- _Work to be completed_: Below are records. Copy every line with "color" in it.

- _Supplied data_:
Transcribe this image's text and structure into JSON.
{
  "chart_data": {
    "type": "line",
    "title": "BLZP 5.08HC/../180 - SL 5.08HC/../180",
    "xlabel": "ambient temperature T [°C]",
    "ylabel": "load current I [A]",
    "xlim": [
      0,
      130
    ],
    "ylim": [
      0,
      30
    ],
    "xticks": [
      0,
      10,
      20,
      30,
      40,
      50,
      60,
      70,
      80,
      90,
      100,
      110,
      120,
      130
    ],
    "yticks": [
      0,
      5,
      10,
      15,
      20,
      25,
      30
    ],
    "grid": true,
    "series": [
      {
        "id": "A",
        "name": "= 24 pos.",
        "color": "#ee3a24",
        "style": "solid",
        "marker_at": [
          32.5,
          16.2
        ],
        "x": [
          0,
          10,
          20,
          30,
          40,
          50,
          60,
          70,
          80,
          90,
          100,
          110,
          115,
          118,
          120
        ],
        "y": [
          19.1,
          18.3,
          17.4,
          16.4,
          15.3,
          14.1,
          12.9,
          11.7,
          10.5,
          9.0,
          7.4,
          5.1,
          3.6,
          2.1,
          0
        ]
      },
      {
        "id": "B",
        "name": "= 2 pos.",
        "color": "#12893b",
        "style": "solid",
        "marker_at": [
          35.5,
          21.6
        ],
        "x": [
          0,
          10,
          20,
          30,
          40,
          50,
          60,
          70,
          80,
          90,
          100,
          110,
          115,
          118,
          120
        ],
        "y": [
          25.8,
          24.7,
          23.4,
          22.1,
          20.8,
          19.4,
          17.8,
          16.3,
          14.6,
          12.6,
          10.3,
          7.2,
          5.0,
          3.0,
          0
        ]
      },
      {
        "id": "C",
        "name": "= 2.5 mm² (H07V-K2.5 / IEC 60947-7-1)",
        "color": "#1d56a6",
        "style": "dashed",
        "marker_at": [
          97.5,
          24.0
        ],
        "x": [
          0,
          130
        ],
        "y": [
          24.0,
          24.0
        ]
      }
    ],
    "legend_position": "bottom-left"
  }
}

- _Exercise response_:
        "color": "#ee3a24",
        "color": "#12893b",
        "color": "#1d56a6",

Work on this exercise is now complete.